[begin DATASET EXCERPTS]
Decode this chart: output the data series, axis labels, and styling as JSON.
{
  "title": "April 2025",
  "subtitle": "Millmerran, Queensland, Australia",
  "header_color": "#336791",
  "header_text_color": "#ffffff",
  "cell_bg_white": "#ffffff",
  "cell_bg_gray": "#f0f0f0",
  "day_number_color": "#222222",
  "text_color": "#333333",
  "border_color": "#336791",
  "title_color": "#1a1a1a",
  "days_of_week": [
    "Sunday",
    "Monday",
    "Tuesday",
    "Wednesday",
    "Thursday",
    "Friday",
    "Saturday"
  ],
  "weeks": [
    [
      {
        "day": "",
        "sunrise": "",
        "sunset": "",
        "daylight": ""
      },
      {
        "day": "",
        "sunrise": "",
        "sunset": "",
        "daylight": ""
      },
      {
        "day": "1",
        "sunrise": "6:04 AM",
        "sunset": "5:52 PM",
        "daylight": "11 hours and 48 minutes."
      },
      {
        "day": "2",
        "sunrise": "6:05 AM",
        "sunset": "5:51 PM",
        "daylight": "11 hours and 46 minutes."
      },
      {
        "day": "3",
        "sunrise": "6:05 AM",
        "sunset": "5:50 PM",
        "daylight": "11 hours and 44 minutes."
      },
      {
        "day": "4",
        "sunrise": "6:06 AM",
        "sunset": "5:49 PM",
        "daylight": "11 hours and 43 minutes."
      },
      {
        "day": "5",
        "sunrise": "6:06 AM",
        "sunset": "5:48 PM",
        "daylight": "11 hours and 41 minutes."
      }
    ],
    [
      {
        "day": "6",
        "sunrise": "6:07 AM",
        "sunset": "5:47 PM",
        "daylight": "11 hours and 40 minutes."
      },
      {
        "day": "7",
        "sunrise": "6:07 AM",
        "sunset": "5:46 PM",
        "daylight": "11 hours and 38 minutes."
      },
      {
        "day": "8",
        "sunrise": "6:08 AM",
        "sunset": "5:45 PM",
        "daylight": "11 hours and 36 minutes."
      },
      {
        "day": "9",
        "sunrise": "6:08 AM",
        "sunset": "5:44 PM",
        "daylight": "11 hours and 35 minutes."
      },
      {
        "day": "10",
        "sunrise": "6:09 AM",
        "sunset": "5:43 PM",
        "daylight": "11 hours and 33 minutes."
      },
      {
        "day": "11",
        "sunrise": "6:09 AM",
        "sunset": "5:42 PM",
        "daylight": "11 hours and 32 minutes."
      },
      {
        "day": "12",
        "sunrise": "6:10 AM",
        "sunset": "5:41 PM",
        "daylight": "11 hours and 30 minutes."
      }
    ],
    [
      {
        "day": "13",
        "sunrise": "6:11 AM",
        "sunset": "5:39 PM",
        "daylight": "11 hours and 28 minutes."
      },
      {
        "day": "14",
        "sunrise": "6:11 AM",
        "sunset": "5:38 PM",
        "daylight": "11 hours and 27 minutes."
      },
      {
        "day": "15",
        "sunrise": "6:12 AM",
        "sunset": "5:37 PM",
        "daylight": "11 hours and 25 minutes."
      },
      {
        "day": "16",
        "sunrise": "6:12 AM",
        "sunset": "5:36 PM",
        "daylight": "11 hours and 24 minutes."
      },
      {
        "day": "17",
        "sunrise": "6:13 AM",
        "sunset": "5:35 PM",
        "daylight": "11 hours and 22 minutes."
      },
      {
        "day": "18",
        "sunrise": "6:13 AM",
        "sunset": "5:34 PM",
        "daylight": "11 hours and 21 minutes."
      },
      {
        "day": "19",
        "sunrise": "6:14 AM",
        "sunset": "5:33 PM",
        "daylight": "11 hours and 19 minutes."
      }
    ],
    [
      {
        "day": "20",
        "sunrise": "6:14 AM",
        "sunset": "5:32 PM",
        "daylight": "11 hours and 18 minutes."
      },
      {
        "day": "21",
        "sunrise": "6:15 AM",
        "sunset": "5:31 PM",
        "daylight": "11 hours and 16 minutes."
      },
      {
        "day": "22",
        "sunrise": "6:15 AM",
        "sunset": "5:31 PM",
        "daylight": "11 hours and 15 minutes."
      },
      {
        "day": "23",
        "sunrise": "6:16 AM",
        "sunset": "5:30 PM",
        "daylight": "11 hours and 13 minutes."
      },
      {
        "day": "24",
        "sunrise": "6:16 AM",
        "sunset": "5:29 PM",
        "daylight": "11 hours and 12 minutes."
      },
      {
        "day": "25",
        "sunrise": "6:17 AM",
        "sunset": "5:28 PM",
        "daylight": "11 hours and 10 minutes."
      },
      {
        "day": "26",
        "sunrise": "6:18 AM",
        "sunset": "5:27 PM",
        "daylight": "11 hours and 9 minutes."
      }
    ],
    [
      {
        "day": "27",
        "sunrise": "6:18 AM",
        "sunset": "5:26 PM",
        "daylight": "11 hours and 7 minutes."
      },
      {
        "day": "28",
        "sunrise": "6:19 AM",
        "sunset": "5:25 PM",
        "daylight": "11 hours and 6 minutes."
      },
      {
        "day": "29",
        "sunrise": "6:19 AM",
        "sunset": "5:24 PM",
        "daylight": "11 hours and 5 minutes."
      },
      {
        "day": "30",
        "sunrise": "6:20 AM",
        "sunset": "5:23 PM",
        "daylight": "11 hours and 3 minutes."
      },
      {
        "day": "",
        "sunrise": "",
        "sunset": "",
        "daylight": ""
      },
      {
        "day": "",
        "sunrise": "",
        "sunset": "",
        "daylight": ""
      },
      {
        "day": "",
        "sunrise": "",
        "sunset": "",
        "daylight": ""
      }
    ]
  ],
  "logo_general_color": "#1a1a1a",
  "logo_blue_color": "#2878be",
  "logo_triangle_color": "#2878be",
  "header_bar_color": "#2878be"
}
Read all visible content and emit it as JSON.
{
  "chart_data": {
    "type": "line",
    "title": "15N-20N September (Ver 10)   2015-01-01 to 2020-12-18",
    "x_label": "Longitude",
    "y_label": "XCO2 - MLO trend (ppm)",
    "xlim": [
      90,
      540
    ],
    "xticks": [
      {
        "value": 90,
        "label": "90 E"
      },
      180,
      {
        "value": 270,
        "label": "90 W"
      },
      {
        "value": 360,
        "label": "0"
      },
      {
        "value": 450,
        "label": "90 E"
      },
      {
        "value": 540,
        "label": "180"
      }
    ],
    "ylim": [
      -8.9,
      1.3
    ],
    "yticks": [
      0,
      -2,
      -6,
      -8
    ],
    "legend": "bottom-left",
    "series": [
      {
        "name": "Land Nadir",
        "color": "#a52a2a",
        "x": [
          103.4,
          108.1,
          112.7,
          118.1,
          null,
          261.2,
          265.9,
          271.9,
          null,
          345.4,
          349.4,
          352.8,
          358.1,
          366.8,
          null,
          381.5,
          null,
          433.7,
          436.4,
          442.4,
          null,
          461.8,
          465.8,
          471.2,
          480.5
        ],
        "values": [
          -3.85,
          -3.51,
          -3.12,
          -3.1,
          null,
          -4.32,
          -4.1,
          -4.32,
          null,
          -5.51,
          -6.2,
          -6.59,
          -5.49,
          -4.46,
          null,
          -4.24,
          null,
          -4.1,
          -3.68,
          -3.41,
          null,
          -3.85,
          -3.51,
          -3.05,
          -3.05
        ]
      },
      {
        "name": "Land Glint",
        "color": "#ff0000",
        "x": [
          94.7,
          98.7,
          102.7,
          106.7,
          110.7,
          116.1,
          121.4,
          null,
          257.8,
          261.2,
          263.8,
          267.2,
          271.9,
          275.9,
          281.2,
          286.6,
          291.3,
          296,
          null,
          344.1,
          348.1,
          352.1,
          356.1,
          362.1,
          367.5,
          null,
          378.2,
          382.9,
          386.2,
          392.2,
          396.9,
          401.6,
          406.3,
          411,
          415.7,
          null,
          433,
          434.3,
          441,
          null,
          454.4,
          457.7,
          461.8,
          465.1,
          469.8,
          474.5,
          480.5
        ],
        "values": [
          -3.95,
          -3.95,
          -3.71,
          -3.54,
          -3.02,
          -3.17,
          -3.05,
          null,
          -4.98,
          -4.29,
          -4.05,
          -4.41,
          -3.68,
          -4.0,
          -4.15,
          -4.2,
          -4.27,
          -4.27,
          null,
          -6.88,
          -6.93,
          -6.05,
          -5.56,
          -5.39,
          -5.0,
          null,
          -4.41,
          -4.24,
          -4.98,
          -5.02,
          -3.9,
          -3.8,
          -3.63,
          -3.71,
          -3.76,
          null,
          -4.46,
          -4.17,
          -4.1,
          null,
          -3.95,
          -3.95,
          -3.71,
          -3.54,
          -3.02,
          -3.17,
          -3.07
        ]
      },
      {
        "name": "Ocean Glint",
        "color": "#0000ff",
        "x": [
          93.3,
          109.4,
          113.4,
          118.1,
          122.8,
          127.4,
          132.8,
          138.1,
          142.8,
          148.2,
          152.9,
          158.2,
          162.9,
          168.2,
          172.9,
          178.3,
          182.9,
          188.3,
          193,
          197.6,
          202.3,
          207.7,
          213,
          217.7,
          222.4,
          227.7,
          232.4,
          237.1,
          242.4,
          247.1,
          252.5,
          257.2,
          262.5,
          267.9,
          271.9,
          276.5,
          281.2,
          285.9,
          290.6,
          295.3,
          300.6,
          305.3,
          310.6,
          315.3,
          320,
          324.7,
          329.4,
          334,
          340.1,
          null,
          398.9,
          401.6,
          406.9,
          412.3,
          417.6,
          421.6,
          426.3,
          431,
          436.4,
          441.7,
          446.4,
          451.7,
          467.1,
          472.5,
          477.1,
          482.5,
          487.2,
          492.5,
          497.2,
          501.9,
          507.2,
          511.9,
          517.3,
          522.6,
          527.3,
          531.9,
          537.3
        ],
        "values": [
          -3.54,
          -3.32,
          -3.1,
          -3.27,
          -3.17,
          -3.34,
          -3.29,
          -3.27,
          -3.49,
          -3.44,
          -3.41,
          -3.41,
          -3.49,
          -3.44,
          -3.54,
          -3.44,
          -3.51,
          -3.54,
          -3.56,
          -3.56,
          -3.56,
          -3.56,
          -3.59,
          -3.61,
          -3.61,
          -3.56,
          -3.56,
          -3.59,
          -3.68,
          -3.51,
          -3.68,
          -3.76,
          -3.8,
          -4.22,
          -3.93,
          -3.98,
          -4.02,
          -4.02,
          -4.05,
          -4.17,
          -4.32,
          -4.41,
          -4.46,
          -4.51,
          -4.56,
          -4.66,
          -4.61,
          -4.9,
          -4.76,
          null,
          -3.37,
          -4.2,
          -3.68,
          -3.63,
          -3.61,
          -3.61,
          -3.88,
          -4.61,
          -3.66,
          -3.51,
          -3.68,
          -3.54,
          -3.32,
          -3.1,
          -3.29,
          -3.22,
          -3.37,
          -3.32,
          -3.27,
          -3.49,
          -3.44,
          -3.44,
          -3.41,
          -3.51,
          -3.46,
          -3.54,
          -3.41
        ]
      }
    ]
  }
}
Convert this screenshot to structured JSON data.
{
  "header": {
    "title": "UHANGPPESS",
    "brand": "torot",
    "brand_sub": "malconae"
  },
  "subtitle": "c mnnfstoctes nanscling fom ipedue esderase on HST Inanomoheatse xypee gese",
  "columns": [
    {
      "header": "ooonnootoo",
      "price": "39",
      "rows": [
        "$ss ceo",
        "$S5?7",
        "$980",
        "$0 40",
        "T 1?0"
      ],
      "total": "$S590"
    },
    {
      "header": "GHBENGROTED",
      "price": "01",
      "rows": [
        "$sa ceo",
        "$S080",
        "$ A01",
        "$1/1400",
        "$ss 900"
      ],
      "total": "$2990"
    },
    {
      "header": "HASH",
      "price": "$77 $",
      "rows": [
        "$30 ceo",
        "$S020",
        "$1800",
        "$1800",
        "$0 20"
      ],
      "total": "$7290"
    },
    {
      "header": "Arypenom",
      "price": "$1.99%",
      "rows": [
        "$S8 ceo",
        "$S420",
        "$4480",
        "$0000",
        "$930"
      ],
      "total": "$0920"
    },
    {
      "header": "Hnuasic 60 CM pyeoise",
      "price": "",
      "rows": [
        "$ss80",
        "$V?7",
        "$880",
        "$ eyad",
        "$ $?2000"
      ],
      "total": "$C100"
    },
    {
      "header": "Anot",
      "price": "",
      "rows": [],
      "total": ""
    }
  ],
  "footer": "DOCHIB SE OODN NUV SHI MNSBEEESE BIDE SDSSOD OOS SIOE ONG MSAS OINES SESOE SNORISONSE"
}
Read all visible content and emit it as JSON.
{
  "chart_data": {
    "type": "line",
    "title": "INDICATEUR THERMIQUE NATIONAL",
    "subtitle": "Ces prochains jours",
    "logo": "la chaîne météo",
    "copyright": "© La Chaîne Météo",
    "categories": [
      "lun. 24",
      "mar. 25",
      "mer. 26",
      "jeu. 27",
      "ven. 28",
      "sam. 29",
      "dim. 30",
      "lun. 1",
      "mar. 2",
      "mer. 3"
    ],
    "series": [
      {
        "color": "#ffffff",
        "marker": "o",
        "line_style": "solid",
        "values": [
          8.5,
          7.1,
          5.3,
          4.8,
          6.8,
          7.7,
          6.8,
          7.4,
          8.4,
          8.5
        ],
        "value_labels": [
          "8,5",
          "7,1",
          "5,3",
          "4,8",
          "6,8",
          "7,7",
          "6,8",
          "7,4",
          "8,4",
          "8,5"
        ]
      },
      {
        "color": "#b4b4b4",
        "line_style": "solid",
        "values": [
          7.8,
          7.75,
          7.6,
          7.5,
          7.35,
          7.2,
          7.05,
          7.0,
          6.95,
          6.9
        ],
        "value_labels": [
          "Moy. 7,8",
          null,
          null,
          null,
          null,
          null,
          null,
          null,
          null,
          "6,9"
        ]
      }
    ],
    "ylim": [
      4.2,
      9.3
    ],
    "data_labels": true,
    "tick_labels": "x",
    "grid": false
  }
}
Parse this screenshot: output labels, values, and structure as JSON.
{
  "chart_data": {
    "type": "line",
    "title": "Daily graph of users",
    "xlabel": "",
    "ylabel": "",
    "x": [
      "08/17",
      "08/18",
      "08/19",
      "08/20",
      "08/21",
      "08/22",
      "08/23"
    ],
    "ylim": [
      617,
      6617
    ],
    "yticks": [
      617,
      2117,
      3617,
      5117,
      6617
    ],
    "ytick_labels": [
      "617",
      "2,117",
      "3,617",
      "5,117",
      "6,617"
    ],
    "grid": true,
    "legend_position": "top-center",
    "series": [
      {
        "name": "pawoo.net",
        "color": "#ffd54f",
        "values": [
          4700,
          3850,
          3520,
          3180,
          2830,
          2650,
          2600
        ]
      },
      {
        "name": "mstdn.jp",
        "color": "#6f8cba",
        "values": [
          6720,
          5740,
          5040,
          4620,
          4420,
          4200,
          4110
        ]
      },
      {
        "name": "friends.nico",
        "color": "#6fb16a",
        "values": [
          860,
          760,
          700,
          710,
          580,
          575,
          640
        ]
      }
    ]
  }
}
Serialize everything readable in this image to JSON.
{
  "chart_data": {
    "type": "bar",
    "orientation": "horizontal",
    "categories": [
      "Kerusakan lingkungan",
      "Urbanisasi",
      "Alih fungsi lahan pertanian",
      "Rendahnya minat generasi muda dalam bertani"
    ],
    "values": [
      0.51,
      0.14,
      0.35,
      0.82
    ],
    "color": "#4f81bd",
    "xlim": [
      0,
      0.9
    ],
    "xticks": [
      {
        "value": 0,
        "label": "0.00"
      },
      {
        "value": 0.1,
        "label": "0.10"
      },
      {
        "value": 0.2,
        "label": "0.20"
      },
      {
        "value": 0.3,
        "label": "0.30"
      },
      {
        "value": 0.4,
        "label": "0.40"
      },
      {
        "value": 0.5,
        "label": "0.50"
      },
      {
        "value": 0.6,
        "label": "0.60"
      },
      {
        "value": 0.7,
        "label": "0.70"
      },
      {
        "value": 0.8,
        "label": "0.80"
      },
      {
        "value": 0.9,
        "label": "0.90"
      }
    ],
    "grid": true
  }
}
[end DATASET EXCERPTS]
> WHAT IS ASKED
Gather from the entries above all lines that include the string "total".

> SOLUTION BELOW
      "total": "$S590"
      "total": "$2990"
      "total": "$7290"
      "total": "$0920"
      "total": "$C100"
      "total": ""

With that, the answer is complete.